(Beginning of Extracted material)
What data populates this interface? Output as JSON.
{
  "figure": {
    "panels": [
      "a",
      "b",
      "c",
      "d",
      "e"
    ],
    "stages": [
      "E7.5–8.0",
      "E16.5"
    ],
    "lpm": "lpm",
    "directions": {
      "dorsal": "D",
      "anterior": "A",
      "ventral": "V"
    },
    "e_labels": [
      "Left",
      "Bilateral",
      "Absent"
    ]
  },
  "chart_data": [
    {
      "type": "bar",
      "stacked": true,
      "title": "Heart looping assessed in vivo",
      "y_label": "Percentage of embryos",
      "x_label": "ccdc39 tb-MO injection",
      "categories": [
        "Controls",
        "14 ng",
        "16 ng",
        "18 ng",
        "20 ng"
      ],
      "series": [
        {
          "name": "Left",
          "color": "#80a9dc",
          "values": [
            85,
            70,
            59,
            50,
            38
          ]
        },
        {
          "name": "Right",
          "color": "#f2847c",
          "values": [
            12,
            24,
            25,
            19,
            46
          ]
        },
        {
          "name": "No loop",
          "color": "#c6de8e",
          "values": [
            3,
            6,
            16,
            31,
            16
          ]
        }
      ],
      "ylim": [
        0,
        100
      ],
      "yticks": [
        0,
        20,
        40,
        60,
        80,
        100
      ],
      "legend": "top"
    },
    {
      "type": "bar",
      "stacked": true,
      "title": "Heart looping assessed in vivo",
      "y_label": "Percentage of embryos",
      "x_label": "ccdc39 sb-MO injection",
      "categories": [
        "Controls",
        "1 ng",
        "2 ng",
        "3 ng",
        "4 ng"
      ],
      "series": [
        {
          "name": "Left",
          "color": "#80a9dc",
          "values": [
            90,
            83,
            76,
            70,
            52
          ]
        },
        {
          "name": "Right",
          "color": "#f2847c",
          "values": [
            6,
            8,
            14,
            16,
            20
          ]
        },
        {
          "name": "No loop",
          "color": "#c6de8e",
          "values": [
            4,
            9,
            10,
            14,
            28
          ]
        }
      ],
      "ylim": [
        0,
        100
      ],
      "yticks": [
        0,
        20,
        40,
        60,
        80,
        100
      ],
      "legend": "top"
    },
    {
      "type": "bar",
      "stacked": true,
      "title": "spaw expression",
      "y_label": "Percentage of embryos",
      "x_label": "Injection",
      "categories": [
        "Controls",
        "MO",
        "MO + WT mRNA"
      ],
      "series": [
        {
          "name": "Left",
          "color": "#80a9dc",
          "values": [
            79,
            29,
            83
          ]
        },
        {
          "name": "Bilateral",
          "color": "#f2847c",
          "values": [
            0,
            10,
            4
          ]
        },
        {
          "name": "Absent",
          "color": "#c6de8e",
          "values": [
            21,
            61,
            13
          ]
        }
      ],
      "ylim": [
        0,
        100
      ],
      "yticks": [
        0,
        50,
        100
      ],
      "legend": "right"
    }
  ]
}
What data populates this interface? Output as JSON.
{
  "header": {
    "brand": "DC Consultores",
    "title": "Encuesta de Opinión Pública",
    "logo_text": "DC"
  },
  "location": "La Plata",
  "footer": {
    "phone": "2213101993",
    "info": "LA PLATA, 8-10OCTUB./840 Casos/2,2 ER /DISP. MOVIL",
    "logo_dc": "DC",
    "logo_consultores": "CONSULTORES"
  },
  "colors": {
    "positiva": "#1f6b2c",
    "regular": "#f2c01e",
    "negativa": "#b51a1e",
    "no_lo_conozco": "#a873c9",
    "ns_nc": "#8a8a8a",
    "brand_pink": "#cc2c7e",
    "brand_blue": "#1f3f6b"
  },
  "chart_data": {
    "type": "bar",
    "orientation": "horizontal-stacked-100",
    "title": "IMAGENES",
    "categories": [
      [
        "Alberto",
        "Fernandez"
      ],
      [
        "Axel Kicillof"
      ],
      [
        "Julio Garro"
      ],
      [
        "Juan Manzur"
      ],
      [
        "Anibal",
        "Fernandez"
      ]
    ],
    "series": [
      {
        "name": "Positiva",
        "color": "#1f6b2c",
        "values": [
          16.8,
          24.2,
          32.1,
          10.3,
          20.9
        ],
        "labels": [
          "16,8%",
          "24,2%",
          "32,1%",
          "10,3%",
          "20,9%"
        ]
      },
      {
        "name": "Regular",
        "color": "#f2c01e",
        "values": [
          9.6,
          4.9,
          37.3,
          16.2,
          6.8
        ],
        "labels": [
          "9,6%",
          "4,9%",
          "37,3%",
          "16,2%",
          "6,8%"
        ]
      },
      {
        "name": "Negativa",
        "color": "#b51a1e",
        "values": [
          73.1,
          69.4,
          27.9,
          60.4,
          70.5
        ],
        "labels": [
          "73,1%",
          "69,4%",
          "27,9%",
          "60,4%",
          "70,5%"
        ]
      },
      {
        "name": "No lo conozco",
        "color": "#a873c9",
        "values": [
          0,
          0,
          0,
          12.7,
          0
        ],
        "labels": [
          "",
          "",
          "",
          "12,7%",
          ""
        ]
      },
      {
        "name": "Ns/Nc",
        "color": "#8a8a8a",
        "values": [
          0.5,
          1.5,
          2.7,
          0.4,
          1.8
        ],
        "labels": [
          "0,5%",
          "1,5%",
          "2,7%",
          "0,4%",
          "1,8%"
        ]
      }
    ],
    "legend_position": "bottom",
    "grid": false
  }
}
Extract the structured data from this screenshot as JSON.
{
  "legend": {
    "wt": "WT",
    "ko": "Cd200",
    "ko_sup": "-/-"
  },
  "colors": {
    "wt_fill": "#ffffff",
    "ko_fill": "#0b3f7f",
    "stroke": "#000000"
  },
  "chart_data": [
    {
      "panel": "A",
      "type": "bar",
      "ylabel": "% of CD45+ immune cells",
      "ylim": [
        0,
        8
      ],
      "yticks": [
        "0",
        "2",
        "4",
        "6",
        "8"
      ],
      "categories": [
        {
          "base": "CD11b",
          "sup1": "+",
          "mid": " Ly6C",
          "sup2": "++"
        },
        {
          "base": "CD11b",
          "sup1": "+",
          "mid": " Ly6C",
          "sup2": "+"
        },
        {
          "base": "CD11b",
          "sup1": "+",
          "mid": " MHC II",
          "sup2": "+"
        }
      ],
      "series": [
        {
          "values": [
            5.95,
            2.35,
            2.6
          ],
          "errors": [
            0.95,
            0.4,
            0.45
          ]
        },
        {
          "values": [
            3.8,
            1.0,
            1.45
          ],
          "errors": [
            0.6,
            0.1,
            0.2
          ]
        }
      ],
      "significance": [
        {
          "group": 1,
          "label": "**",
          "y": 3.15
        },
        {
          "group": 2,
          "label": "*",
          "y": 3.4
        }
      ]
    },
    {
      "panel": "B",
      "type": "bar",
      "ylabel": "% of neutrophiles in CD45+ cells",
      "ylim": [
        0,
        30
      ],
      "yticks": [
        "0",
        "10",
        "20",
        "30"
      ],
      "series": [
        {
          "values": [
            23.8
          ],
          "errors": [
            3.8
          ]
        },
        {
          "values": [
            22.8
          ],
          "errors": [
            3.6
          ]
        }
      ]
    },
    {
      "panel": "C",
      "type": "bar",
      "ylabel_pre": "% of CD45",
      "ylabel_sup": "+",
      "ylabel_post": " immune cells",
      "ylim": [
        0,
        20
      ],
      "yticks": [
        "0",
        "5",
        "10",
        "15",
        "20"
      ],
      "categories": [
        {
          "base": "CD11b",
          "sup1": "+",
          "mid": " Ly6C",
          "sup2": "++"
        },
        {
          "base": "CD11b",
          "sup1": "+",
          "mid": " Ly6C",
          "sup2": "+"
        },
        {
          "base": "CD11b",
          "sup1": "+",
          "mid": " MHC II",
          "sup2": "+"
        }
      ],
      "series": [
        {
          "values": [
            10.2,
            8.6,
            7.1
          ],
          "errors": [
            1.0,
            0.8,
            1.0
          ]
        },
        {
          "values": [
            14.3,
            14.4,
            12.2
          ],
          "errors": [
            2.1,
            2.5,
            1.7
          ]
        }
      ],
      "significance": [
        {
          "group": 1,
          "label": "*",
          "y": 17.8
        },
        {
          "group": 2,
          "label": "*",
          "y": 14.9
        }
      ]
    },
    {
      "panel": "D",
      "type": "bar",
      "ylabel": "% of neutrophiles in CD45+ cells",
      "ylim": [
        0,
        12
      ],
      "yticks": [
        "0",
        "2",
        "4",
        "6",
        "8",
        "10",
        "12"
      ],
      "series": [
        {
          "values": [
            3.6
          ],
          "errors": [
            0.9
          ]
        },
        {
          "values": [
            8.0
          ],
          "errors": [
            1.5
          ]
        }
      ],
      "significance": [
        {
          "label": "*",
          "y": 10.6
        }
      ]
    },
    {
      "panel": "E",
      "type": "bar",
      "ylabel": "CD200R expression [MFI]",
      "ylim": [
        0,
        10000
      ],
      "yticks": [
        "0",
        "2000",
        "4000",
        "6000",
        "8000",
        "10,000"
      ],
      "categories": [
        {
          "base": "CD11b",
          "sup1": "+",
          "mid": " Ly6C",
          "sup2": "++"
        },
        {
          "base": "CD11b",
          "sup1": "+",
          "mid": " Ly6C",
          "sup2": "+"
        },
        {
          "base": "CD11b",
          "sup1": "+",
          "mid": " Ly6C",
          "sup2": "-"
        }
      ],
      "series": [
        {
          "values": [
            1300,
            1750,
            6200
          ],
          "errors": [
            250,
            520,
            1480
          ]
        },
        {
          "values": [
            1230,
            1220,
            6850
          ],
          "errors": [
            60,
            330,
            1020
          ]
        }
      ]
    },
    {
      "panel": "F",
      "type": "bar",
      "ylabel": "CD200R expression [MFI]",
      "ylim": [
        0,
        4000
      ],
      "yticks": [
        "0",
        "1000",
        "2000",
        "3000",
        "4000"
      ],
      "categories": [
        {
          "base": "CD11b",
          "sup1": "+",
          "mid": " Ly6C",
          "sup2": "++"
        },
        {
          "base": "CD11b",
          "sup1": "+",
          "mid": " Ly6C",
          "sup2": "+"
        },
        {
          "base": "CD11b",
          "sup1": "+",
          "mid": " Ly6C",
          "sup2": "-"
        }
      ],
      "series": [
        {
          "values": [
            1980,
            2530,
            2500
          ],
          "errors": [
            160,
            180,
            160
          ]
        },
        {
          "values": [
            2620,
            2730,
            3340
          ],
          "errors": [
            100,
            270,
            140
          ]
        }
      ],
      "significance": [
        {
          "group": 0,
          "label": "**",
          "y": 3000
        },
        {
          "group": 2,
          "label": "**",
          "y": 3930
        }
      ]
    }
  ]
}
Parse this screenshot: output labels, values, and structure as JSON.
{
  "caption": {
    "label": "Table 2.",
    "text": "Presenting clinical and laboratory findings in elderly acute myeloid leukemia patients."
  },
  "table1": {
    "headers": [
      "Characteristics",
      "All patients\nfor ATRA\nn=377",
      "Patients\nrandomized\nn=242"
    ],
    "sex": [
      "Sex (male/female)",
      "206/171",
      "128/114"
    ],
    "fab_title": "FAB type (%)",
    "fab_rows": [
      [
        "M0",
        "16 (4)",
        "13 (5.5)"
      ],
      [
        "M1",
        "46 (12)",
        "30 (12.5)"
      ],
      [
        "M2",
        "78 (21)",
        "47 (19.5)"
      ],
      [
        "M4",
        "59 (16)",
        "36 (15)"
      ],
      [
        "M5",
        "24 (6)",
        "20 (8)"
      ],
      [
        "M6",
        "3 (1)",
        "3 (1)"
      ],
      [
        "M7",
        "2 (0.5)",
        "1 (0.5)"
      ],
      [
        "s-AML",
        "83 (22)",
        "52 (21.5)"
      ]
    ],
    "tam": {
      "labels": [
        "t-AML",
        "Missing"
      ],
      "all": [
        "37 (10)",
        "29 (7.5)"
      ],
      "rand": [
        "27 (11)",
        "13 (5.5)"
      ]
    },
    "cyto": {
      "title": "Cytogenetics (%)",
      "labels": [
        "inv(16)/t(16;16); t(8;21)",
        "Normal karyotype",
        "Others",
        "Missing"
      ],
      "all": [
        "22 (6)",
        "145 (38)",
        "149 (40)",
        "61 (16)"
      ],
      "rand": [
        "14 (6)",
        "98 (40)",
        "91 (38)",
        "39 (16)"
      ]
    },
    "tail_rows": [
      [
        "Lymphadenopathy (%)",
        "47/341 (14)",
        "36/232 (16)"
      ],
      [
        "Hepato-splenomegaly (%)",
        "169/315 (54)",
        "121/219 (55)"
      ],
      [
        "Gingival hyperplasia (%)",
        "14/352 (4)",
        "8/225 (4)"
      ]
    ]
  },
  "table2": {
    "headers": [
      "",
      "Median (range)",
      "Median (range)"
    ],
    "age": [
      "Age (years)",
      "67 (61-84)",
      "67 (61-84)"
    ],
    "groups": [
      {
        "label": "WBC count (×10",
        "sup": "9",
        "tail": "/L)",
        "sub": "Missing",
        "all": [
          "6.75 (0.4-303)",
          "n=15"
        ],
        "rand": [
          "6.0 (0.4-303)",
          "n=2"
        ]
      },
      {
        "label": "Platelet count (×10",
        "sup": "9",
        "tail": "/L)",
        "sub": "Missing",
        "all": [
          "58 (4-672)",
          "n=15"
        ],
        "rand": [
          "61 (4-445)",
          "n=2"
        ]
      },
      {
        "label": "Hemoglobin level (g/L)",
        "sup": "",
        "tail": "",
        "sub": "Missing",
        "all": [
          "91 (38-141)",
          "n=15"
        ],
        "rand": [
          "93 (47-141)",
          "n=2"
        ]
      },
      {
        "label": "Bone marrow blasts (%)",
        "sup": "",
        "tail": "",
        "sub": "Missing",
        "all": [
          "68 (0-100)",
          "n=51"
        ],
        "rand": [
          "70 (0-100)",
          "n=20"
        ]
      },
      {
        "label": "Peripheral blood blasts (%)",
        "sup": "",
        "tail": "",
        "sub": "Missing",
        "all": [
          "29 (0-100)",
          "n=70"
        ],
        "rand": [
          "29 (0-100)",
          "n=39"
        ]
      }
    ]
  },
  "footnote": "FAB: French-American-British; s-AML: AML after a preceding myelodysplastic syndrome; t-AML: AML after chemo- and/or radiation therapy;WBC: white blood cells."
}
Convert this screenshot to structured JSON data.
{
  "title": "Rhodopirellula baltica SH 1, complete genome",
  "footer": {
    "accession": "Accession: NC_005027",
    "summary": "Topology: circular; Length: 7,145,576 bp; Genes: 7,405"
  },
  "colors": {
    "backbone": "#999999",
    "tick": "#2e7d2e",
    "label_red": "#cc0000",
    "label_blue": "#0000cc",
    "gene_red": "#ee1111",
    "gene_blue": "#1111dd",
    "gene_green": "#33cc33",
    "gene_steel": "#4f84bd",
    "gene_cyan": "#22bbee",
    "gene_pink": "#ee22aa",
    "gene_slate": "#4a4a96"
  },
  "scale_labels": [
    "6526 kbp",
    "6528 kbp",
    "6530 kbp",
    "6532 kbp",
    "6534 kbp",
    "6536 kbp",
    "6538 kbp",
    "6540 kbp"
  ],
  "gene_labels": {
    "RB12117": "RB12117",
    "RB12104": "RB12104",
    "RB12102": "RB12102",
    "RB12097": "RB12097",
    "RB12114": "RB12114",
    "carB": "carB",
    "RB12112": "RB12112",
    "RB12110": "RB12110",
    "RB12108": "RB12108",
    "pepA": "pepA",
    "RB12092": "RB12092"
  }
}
(End of Extracted material)
## Brief:
Retype, exactly as written, each line from the one that has "Convert this screenshot" to the bottom of the entries above, and include both of those lines.

## Solution below:
Convert this screenshot to structured JSON data.
{
  "title": "Rhodopirellula baltica SH 1, complete genome",
  "footer": {
    "accession": "Accession: NC_005027",
    "summary": "Topology: circular; Length: 7,145,576 bp; Genes: 7,405"
  },
  "colors": {
    "backbone": "#999999",
    "tick": "#2e7d2e",
    "label_red": "#cc0000",
    "label_blue": "#0000cc",
    "gene_red": "#ee1111",
    "gene_blue": "#1111dd",
    "gene_green": "#33cc33",
    "gene_steel": "#4f84bd",
    "gene_cyan": "#22bbee",
    "gene_pink": "#ee22aa",
    "gene_slate": "#4a4a96"
  },
  "scale_labels": [
    "6526 kbp",
    "6528 kbp",
    "6530 kbp",
    "6532 kbp",
    "6534 kbp",
    "6536 kbp",
    "6538 kbp",
    "6540 kbp"
  ],
  "gene_labels": {
    "RB12117": "RB12117",
    "RB12104": "RB12104",
    "RB12102": "RB12102",
    "RB12097": "RB12097",
    "RB12114": "RB12114",
    "carB": "carB",
    "RB12112": "RB12112",
    "RB12110": "RB12110",
    "RB12108": "RB12108",
    "pepA": "pepA",
    "RB12092": "RB12092"
  }
}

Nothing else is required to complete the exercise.